### Exercise task
Find and copy lines holding "debian".

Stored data
+ + + + + + +

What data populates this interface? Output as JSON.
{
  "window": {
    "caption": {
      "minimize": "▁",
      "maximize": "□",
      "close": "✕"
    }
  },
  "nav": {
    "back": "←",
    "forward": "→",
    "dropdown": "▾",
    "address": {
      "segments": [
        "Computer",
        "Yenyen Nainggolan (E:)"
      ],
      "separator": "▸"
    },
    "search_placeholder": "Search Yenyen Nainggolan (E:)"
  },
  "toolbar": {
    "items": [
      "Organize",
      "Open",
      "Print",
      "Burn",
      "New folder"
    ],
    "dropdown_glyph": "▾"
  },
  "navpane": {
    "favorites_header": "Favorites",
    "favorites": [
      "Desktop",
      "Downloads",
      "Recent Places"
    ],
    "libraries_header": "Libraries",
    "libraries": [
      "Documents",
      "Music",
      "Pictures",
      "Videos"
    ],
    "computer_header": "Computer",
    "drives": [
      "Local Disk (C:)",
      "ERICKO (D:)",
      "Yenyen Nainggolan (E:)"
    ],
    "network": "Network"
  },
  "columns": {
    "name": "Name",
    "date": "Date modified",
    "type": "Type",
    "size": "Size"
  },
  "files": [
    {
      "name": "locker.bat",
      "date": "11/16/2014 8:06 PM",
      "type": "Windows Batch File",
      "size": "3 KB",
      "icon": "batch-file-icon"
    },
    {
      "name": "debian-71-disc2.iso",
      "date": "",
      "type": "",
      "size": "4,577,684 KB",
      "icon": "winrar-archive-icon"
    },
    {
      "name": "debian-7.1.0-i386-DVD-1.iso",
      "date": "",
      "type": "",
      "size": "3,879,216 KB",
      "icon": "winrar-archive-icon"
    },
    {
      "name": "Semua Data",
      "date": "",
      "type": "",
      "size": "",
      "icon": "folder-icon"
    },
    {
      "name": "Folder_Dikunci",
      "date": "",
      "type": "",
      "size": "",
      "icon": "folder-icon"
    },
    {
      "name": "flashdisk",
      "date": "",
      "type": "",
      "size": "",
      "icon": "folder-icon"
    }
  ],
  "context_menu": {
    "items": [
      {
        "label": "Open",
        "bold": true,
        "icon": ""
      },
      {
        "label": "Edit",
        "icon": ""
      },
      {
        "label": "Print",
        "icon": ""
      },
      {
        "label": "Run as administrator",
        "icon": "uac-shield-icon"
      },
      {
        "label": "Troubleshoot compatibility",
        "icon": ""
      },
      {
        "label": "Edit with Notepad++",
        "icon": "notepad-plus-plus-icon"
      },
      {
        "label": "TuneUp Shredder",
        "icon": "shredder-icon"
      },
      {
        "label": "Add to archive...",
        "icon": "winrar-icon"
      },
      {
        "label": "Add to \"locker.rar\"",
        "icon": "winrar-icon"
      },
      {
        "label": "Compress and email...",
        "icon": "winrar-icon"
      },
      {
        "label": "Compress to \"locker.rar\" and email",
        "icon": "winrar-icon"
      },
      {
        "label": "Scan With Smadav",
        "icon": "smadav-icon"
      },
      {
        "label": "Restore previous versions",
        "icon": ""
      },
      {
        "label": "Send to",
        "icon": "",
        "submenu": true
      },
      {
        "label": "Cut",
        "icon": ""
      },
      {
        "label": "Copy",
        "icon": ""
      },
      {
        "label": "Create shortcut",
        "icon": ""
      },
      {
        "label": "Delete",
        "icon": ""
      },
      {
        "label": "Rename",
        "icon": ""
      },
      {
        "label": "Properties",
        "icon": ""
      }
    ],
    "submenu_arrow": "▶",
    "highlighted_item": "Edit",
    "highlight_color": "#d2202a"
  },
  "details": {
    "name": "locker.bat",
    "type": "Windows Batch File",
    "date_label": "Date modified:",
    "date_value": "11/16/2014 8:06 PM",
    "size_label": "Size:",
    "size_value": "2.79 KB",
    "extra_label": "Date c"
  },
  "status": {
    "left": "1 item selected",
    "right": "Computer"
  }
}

+ + + + + + +

### Full answer
      "name": "debian-71-disc2.iso",
      "name": "debian-7.1.0-i386-DVD-1.iso",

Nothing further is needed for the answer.